▶ _WHAT THE TASK ASKS_: Return every line of the records below verbatim, with no pictures in the copy.

[START PROVIDED INFORMATION]

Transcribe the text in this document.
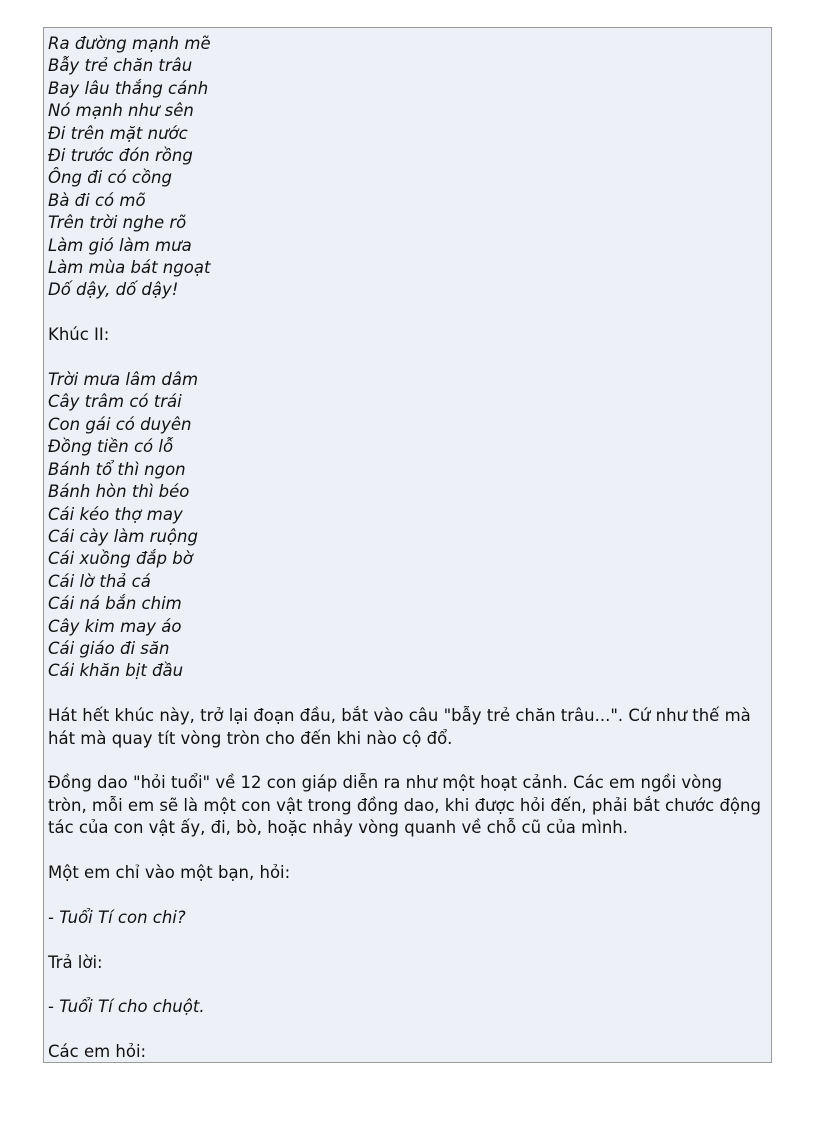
Ra đường mạnh mẽ
Bẫy trẻ chăn trâu
Bay lâu thắng cánh
Nó mạnh như sên
Đi trên mặt nước
Đi trước đón rồng
Ông đi có cồng
Bà đi có mõ
Trên trời nghe rõ
Làm gió làm mưa
Làm mùa bát ngoạt
Dố dậy, dố dậy!

Khúc II:

Trời mưa lâm dâm
Cây trâm có trái
Con gái có duyên
Đồng tiền có lỗ
Bánh tổ thì ngon
Bánh hòn thì béo
Cái kéo thợ may
Cái cày làm ruộng
Cái xuồng đắp bờ
Cái lờ thả cá
Cái ná bắn chim
Cây kim may áo
Cái giáo đi săn
Cái khăn bịt đầu

Hát hết khúc này, trở lại đoạn đầu, bắt vào câu "bẫy trẻ chăn trâu...". Cứ như thế mà hát mà quay tít vòng tròn cho đến khi nào cộ đổ.

Đồng dao "hỏi tuổi" về 12 con giáp diễn ra như một hoạt cảnh. Các em ngồi vòng tròn, mỗi em sẽ là một con vật trong đồng dao, khi được hỏi đến, phải bắt chước động tác của con vật ấy, đi, bò, hoặc nhảy vòng quanh về chỗ cũ của mình.

Một em chỉ vào một bạn, hỏi:

- Tuổi Tí con chi?

Trả lời:

- Tuổi Tí cho chuột.

Các em hỏi:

[END PROVIDED INFORMATION]

▶ _RESULT OF THE TASK_:
Transcribe the text in this document.
Ra đường mạnh mẽ
Bẫy trẻ chăn trâu
Bay lâu thắng cánh
Nó mạnh như sên
Đi trên mặt nước
Đi trước đón rồng
Ông đi có cồng
Bà đi có mõ
Trên trời nghe rõ
Làm gió làm mưa
Làm mùa bát ngoạt
Dố dậy, dố dậy!

Khúc II:

Trời mưa lâm dâm
Cây trâm có trái
Con gái có duyên
Đồng tiền có lỗ
Bánh tổ thì ngon
Bánh hòn thì béo
Cái kéo thợ may
Cái cày làm ruộng
Cái xuồng đắp bờ
Cái lờ thả cá
Cái ná bắn chim
Cây kim may áo
Cái giáo đi săn
Cái khăn bịt đầu

Hát hết khúc này, trở lại đoạn đầu, bắt vào câu "bẫy trẻ chăn trâu...". Cứ như thế mà hát mà quay tít vòng tròn cho đến khi nào cộ đổ.

Đồng dao "hỏi tuổi" về 12 con giáp diễn ra như một hoạt cảnh. Các em ngồi vòng tròn, mỗi em sẽ là một con vật trong đồng dao, khi được hỏi đến, phải bắt chước động tác của con vật ấy, đi, bò, hoặc nhảy vòng quanh về chỗ cũ của mình.

Một em chỉ vào một bạn, hỏi:

- Tuổi Tí con chi?

Trả lời:

- Tuổi Tí cho chuột.

Các em hỏi:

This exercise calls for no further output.